# [Exercise aim]
Records follow. Select each line holding "ELEMENTS".

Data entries
_____

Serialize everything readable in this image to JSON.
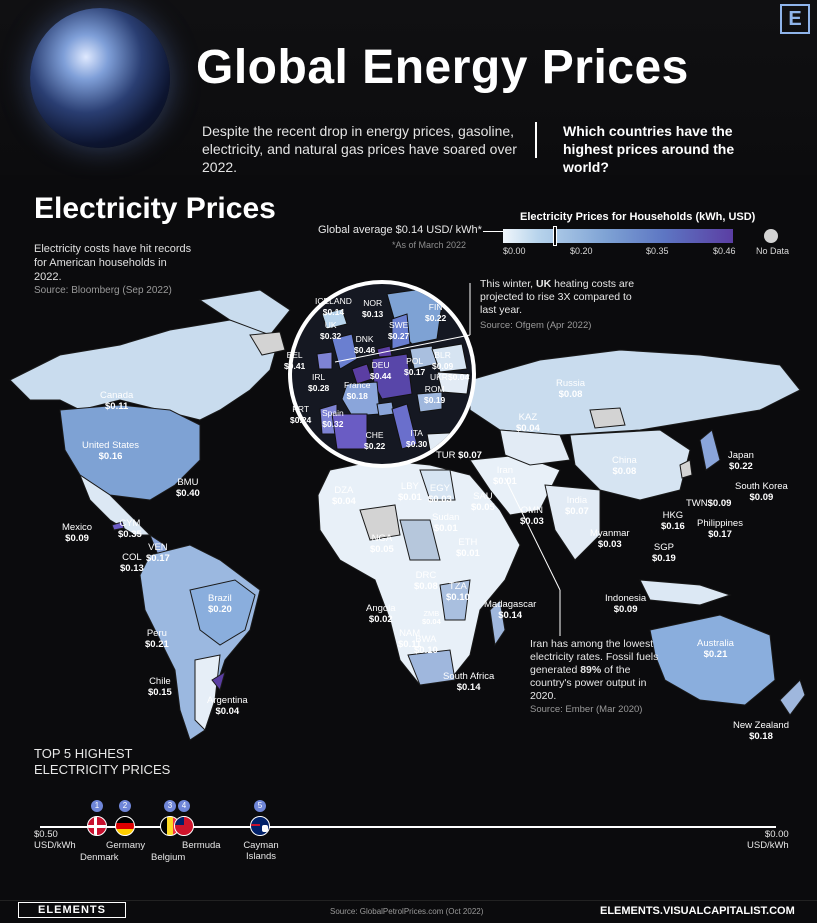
{
  "header": {
    "title": "Global Energy Prices",
    "intro": "Despite the recent drop in energy prices, gasoline, electricity, and natural gas prices have soared over 2022.",
    "question": "Which countries have the highest prices around the world?",
    "logo_letter": "E"
  },
  "section": {
    "title": "Electricity Prices",
    "note": "Electricity costs have hit records for American households in 2022.",
    "source": "Source: Bloomberg (Sep 2022)"
  },
  "average": {
    "label": "Global average $0.14 USD/ kWh*",
    "date": "*As of March 2022"
  },
  "legend": {
    "title": "Electricity Prices for Households (kWh, USD)",
    "ticks": [
      "$0.00",
      "$0.20",
      "$0.35",
      "$0.46"
    ],
    "no_data": "No Data",
    "colors": [
      "#f0f6fb",
      "#b8d4ec",
      "#7ea2d4",
      "#5d76c3",
      "#5b3ea3"
    ],
    "no_data_color": "#d3d3d3"
  },
  "countries": [
    {
      "name": "Canada",
      "value": "$0.11"
    },
    {
      "name": "United States",
      "value": "$0.16"
    },
    {
      "name": "BMU",
      "value": "$0.40"
    },
    {
      "name": "Mexico",
      "value": "$0.09"
    },
    {
      "name": "CYM",
      "value": "$0.35"
    },
    {
      "name": "VEN",
      "value": "$0.17"
    },
    {
      "name": "COL",
      "value": "$0.13"
    },
    {
      "name": "Brazil",
      "value": "$0.20"
    },
    {
      "name": "Peru",
      "value": "$0.21"
    },
    {
      "name": "Chile",
      "value": "$0.15"
    },
    {
      "name": "Argentina",
      "value": "$0.04"
    },
    {
      "name": "DZA",
      "value": "$0.04"
    },
    {
      "name": "LBY",
      "value": "$0.01"
    },
    {
      "name": "EGY",
      "value": "$0.03"
    },
    {
      "name": "Sudan",
      "value": "$0.01"
    },
    {
      "name": "NGA",
      "value": "$0.05"
    },
    {
      "name": "ETH",
      "value": "$0.01"
    },
    {
      "name": "DRC",
      "value": "$0.08"
    },
    {
      "name": "TZA",
      "value": "$0.10"
    },
    {
      "name": "ZMB",
      "value": "$0.04"
    },
    {
      "name": "NAM",
      "value": "$0.11"
    },
    {
      "name": "BWA",
      "value": "$0.10"
    },
    {
      "name": "Angola",
      "value": "$0.02"
    },
    {
      "name": "South Africa",
      "value": "$0.14"
    },
    {
      "name": "Madagascar",
      "value": "$0.14"
    },
    {
      "name": "TUR",
      "value": "$0.07"
    },
    {
      "name": "Iran",
      "value": "$0.01"
    },
    {
      "name": "SAU",
      "value": "$0.05"
    },
    {
      "name": "OMN",
      "value": "$0.03"
    },
    {
      "name": "Russia",
      "value": "$0.08"
    },
    {
      "name": "KAZ",
      "value": "$0.04"
    },
    {
      "name": "China",
      "value": "$0.08"
    },
    {
      "name": "India",
      "value": "$0.07"
    },
    {
      "name": "Myanmar",
      "value": "$0.03"
    },
    {
      "name": "Japan",
      "value": "$0.22"
    },
    {
      "name": "South Korea",
      "value": "$0.09"
    },
    {
      "name": "TWN",
      "value": "$0.09"
    },
    {
      "name": "HKG",
      "value": "$0.16"
    },
    {
      "name": "Philippines",
      "value": "$0.17"
    },
    {
      "name": "SGP",
      "value": "$0.19"
    },
    {
      "name": "Indonesia",
      "value": "$0.09"
    },
    {
      "name": "Australia",
      "value": "$0.21"
    },
    {
      "name": "New Zealand",
      "value": "$0.18"
    }
  ],
  "europe": [
    {
      "name": "ICELAND",
      "value": "$0.14"
    },
    {
      "name": "NOR",
      "value": "$0.13"
    },
    {
      "name": "FIN",
      "value": "$0.22"
    },
    {
      "name": "UK",
      "value": "$0.32"
    },
    {
      "name": "SWE",
      "value": "$0.27"
    },
    {
      "name": "DNK",
      "value": "$0.46"
    },
    {
      "name": "BEL",
      "value": "$0.41"
    },
    {
      "name": "DEU",
      "value": "$0.44"
    },
    {
      "name": "POL",
      "value": "$0.17"
    },
    {
      "name": "BLR",
      "value": "$0.09"
    },
    {
      "name": "UKR",
      "value": "$0.04"
    },
    {
      "name": "IRL",
      "value": "$0.28"
    },
    {
      "name": "France",
      "value": "$0.18"
    },
    {
      "name": "ROM",
      "value": "$0.19"
    },
    {
      "name": "PRT",
      "value": "$0.24"
    },
    {
      "name": "Spain",
      "value": "$0.32"
    },
    {
      "name": "CHE",
      "value": "$0.22"
    },
    {
      "name": "ITA",
      "value": "$0.30"
    }
  ],
  "uk_note": {
    "pre": "This winter, ",
    "bold": "UK",
    "post": " heating costs are projected to rise 3X compared to last year.",
    "source": "Source: Ofgem (Apr 2022)"
  },
  "iran_note": {
    "pre": "Iran has among the lowest electricity rates. Fossil fuels generated ",
    "bold": "89%",
    "post": " of the country's power output in 2020.",
    "source": "Source: Ember (Mar 2020)"
  },
  "top5": {
    "title_line1": "TOP 5 HIGHEST",
    "title_line2": "ELECTRICITY PRICES",
    "left_label": "$0.50",
    "left_unit": "USD/kWh",
    "right_label": "$0.00",
    "right_unit": "USD/kWh",
    "items": [
      {
        "rank": "1",
        "name": "Denmark",
        "price": 0.46
      },
      {
        "rank": "2",
        "name": "Germany",
        "price": 0.44
      },
      {
        "rank": "3",
        "name": "Belgium",
        "price": 0.41
      },
      {
        "rank": "4",
        "name": "Bermuda",
        "price": 0.4
      },
      {
        "rank": "5",
        "name": "Cayman Islands",
        "price": 0.35
      }
    ]
  },
  "footer": {
    "logo": "ELEMENTS",
    "source": "Source: GlobalPetrolPrices.com (Oct 2022)",
    "site": "ELEMENTS.VISUALCAPITALIST.COM"
  }
}
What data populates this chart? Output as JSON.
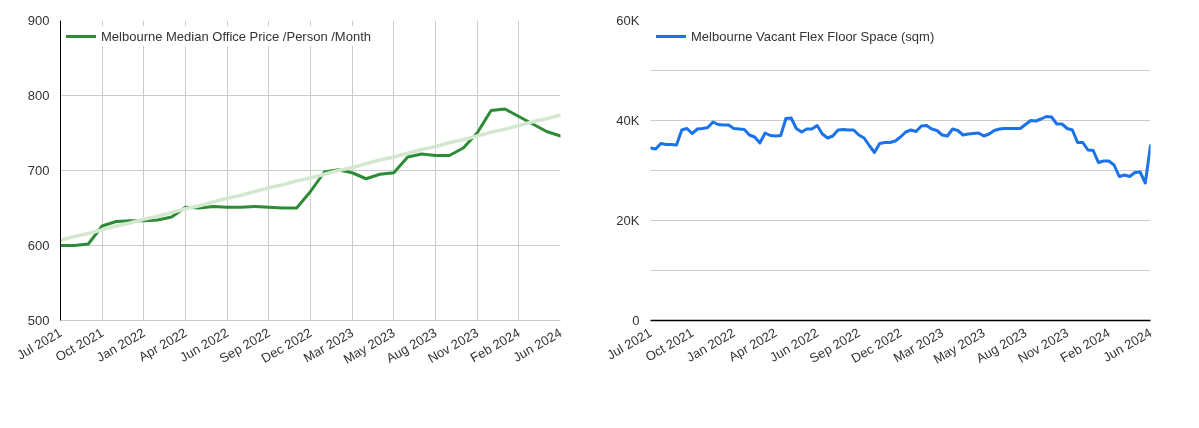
{
  "chart_data": [
    {
      "type": "line",
      "categories": [
        "Jul 2021",
        null,
        null,
        "Oct 2021",
        null,
        null,
        "Jan 2022",
        null,
        null,
        "Apr 2022",
        null,
        null,
        "Jun 2022",
        null,
        null,
        "Sep 2022",
        null,
        null,
        "Dec 2022",
        null,
        null,
        "Mar 2023",
        null,
        null,
        "May 2023",
        null,
        null,
        "Aug 2023",
        null,
        null,
        "Nov 2023",
        null,
        null,
        "Feb 2024",
        null,
        null,
        "Jun 2024"
      ],
      "series": [
        {
          "name": "Melbourne Median Office Price /Person /Month",
          "color": "#2e8b35",
          "values": [
            600,
            600,
            602,
            626,
            632,
            633,
            633,
            634,
            638,
            651,
            650,
            652,
            651,
            651,
            652,
            651,
            650,
            650,
            672,
            698,
            701,
            697,
            689,
            695,
            697,
            718,
            722,
            720,
            720,
            730,
            750,
            780,
            782,
            772,
            762,
            752,
            746
          ]
        },
        {
          "color": "#d4e8d0",
          "values": [
            607,
            612,
            616,
            621,
            626,
            630,
            635,
            639,
            644,
            649,
            653,
            658,
            663,
            667,
            672,
            677,
            681,
            686,
            690,
            695,
            700,
            704,
            709,
            714,
            718,
            723,
            728,
            732,
            737,
            741,
            746,
            751,
            755,
            760,
            765,
            769,
            774
          ]
        }
      ],
      "ylim": [
        500,
        900
      ],
      "yticks": [
        500,
        600,
        700,
        800,
        900
      ],
      "grid": true,
      "legend": "top left"
    },
    {
      "type": "line",
      "categories": [
        "Jul 2021",
        null,
        null,
        null,
        null,
        null,
        null,
        null,
        "Oct 2021",
        null,
        null,
        null,
        null,
        null,
        null,
        null,
        "Jan 2022",
        null,
        null,
        null,
        null,
        null,
        null,
        null,
        "Apr 2022",
        null,
        null,
        null,
        null,
        null,
        null,
        null,
        "Jun 2022",
        null,
        null,
        null,
        null,
        null,
        null,
        null,
        "Sep 2022",
        null,
        null,
        null,
        null,
        null,
        null,
        null,
        "Dec 2022",
        null,
        null,
        null,
        null,
        null,
        null,
        null,
        "Mar 2023",
        null,
        null,
        null,
        null,
        null,
        null,
        null,
        "May 2023",
        null,
        null,
        null,
        null,
        null,
        null,
        null,
        "Aug 2023",
        null,
        null,
        null,
        null,
        null,
        null,
        null,
        "Nov 2023",
        null,
        null,
        null,
        null,
        null,
        null,
        null,
        "Feb 2024",
        null,
        null,
        null,
        null,
        null,
        null,
        null,
        "Jun 2024"
      ],
      "series": [
        {
          "name": "Melbourne Vacant Flex Floor Space (sqm)",
          "color": "#1a73e8",
          "values": [
            34500,
            34300,
            35400,
            35200,
            35200,
            35100,
            38100,
            38400,
            37400,
            38300,
            38400,
            38600,
            39700,
            39200,
            39100,
            39100,
            38400,
            38300,
            38200,
            37100,
            36700,
            35500,
            37500,
            37000,
            36900,
            37000,
            40400,
            40500,
            38400,
            37700,
            38300,
            38300,
            39000,
            37300,
            36500,
            36900,
            38100,
            38200,
            38100,
            38100,
            37100,
            36500,
            35000,
            33600,
            35400,
            35600,
            35600,
            35900,
            36700,
            37700,
            38100,
            37800,
            38900,
            39000,
            38300,
            38000,
            37100,
            36900,
            38300,
            38000,
            37100,
            37300,
            37400,
            37500,
            36900,
            37300,
            38000,
            38300,
            38400,
            38400,
            38400,
            38400,
            39200,
            40000,
            39900,
            40300,
            40800,
            40700,
            39300,
            39300,
            38400,
            38100,
            35600,
            35600,
            34100,
            34000,
            31600,
            31900,
            31900,
            31100,
            28800,
            29100,
            28800,
            29600,
            29700,
            27500,
            35000
          ]
        }
      ],
      "ylim": [
        0,
        60000
      ],
      "yticks": [
        0,
        {
          "value": 10000,
          "label": null
        },
        {
          "value": 20000,
          "label": "20K"
        },
        {
          "value": 30000,
          "label": null
        },
        {
          "value": 40000,
          "label": "40K"
        },
        {
          "value": 50000,
          "label": null
        },
        {
          "value": 60000,
          "label": "60K"
        }
      ],
      "grid": "y",
      "legend": "top left"
    }
  ]
}
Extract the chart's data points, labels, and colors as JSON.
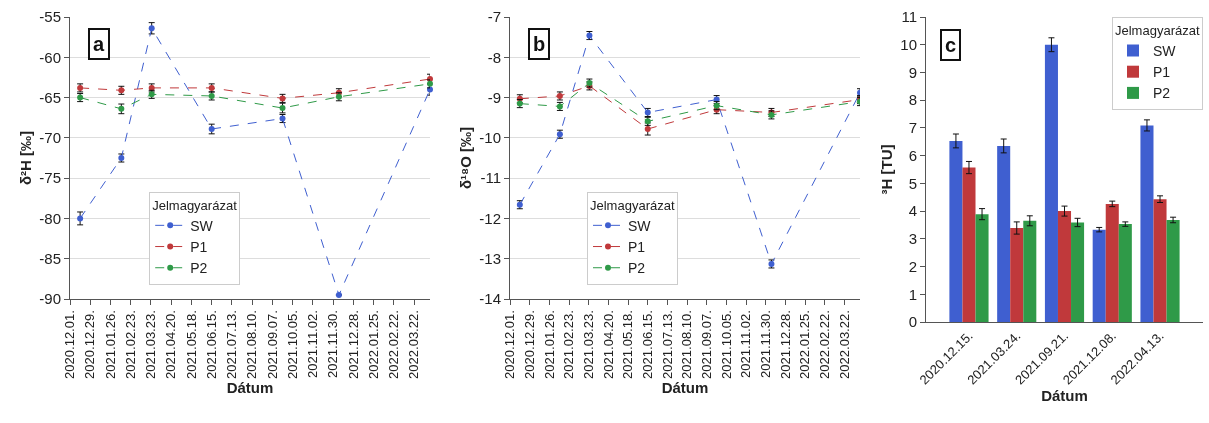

_____

# [Response to the exercise]
    "logo": "ELEMENTS",
    "site": "ELEMENTS.VISUALCAPITALIST.COM"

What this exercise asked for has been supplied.